# RECORD LIST start

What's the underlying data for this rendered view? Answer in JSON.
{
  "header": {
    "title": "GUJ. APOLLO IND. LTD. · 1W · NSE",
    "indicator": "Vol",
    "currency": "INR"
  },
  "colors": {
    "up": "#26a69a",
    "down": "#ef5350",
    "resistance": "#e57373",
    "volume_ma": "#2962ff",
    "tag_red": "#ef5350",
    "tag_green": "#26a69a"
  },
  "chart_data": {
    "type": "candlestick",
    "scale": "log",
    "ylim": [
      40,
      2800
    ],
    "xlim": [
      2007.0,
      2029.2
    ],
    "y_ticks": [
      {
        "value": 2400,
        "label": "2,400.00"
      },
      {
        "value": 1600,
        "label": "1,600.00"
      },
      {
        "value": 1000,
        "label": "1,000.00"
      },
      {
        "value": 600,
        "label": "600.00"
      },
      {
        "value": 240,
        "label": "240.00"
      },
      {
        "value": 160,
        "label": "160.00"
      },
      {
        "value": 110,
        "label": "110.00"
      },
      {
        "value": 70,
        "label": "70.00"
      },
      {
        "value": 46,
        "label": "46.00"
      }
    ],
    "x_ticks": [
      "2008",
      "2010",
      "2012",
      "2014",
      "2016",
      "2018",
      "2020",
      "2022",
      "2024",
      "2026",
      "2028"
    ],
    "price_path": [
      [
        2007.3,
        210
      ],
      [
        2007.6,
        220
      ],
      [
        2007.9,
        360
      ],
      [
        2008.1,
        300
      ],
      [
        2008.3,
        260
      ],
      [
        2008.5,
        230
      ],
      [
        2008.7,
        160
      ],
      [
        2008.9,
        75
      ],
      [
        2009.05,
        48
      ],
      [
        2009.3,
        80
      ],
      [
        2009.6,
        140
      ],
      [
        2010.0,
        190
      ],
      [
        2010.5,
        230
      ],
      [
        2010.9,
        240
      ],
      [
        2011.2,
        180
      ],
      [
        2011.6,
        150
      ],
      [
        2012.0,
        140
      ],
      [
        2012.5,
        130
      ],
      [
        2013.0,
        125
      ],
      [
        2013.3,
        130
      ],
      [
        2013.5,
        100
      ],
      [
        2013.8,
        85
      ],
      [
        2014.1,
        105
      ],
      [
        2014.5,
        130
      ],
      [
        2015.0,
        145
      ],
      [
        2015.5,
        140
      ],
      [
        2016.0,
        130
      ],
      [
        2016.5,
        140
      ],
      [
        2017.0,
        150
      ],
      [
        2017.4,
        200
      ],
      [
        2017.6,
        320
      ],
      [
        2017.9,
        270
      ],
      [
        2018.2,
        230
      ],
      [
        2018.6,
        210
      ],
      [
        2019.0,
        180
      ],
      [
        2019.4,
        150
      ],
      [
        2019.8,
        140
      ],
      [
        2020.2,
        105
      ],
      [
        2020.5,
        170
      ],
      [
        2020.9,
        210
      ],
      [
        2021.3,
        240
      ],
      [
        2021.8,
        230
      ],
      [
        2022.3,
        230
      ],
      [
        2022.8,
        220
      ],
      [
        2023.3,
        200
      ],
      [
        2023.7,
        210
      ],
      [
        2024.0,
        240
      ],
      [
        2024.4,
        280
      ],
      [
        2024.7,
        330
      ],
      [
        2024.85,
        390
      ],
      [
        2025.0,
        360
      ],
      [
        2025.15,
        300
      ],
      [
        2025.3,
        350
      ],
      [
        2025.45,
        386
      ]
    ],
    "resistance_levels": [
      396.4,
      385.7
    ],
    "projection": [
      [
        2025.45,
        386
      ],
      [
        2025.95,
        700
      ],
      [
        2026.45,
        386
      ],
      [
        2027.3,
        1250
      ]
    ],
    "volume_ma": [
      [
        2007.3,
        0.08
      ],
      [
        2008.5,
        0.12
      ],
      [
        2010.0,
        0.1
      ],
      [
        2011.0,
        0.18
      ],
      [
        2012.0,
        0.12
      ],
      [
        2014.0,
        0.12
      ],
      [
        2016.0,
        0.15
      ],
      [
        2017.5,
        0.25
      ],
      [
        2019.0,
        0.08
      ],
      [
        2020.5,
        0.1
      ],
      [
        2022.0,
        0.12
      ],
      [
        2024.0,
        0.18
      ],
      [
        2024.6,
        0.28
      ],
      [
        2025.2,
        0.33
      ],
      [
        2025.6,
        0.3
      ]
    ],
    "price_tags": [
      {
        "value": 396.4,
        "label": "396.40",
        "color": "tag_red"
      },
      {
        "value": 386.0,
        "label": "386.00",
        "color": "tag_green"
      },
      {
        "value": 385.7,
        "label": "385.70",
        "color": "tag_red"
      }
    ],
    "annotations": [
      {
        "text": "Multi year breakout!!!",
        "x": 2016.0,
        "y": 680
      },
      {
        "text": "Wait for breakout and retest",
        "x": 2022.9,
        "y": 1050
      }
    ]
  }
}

# RECORD LIST end

=== AIM OF THE EXERCISE ===
Restate all of the entries above precisely.

=== REPLY ===
What's the underlying data for this rendered view? Answer in JSON.
{
  "header": {
    "title": "GUJ. APOLLO IND. LTD. · 1W · NSE",
    "indicator": "Vol",
    "currency": "INR"
  },
  "colors": {
    "up": "#26a69a",
    "down": "#ef5350",
    "resistance": "#e57373",
    "volume_ma": "#2962ff",
    "tag_red": "#ef5350",
    "tag_green": "#26a69a"
  },
  "chart_data": {
    "type": "candlestick",
    "scale": "log",
    "ylim": [
      40,
      2800
    ],
    "xlim": [
      2007.0,
      2029.2
    ],
    "y_ticks": [
      {
        "value": 2400,
        "label": "2,400.00"
      },
      {
        "value": 1600,
        "label": "1,600.00"
      },
      {
        "value": 1000,
        "label": "1,000.00"
      },
      {
        "value": 600,
        "label": "600.00"
      },
      {
        "value": 240,
        "label": "240.00"
      },
      {
        "value": 160,
        "label": "160.00"
      },
      {
        "value": 110,
        "label": "110.00"
      },
      {
        "value": 70,
        "label": "70.00"
      },
      {
        "value": 46,
        "label": "46.00"
      }
    ],
    "x_ticks": [
      "2008",
      "2010",
      "2012",
      "2014",
      "2016",
      "2018",
      "2020",
      "2022",
      "2024",
      "2026",
      "2028"
    ],
    "price_path": [
      [
        2007.3,
        210
      ],
      [
        2007.6,
        220
      ],
      [
        2007.9,
        360
      ],
      [
        2008.1,
        300
      ],
      [
        2008.3,
        260
      ],
      [
        2008.5,
        230
      ],
      [
        2008.7,
        160
      ],
      [
        2008.9,
        75
      ],
      [
        2009.05,
        48
      ],
      [
        2009.3,
        80
      ],
      [
        2009.6,
        140
      ],
      [
        2010.0,
        190
      ],
      [
        2010.5,
        230
      ],
      [
        2010.9,
        240
      ],
      [
        2011.2,
        180
      ],
      [
        2011.6,
        150
      ],
      [
        2012.0,
        140
      ],
      [
        2012.5,
        130
      ],
      [
        2013.0,
        125
      ],
      [
        2013.3,
        130
      ],
      [
        2013.5,
        100
      ],
      [
        2013.8,
        85
      ],
      [
        2014.1,
        105
      ],
      [
        2014.5,
        130
      ],
      [
        2015.0,
        145
      ],
      [
        2015.5,
        140
      ],
      [
        2016.0,
        130
      ],
      [
        2016.5,
        140
      ],
      [
        2017.0,
        150
      ],
      [
        2017.4,
        200
      ],
      [
        2017.6,
        320
      ],
      [
        2017.9,
        270
      ],
      [
        2018.2,
        230
      ],
      [
        2018.6,
        210
      ],
      [
        2019.0,
        180
      ],
      [
        2019.4,
        150
      ],
      [
        2019.8,
        140
      ],
      [
        2020.2,
        105
      ],
      [
        2020.5,
        170
      ],
      [
        2020.9,
        210
      ],
      [
        2021.3,
        240
      ],
      [
        2021.8,
        230
      ],
      [
        2022.3,
        230
      ],
      [
        2022.8,
        220
      ],
      [
        2023.3,
        200
      ],
      [
        2023.7,
        210
      ],
      [
        2024.0,
        240
      ],
      [
        2024.4,
        280
      ],
      [
        2024.7,
        330
      ],
      [
        2024.85,
        390
      ],
      [
        2025.0,
        360
      ],
      [
        2025.15,
        300
      ],
      [
        2025.3,
        350
      ],
      [
        2025.45,
        386
      ]
    ],
    "resistance_levels": [
      396.4,
      385.7
    ],
    "projection": [
      [
        2025.45,
        386
      ],
      [
        2025.95,
        700
      ],
      [
        2026.45,
        386
      ],
      [
        2027.3,
        1250
      ]
    ],
    "volume_ma": [
      [
        2007.3,
        0.08
      ],
      [
        2008.5,
        0.12
      ],
      [
        2010.0,
        0.1
      ],
      [
        2011.0,
        0.18
      ],
      [
        2012.0,
        0.12
      ],
      [
        2014.0,
        0.12
      ],
      [
        2016.0,
        0.15
      ],
      [
        2017.5,
        0.25
      ],
      [
        2019.0,
        0.08
      ],
      [
        2020.5,
        0.1
      ],
      [
        2022.0,
        0.12
      ],
      [
        2024.0,
        0.18
      ],
      [
        2024.6,
        0.28
      ],
      [
        2025.2,
        0.33
      ],
      [
        2025.6,
        0.3
      ]
    ],
    "price_tags": [
      {
        "value": 396.4,
        "label": "396.40",
        "color": "tag_red"
      },
      {
        "value": 386.0,
        "label": "386.00",
        "color": "tag_green"
      },
      {
        "value": 385.7,
        "label": "385.70",
        "color": "tag_red"
      }
    ],
    "annotations": [
      {
        "text": "Multi year breakout!!!",
        "x": 2016.0,
        "y": 680
      },
      {
        "text": "Wait for breakout and retest",
        "x": 2022.9,
        "y": 1050
      }
    ]
  }
}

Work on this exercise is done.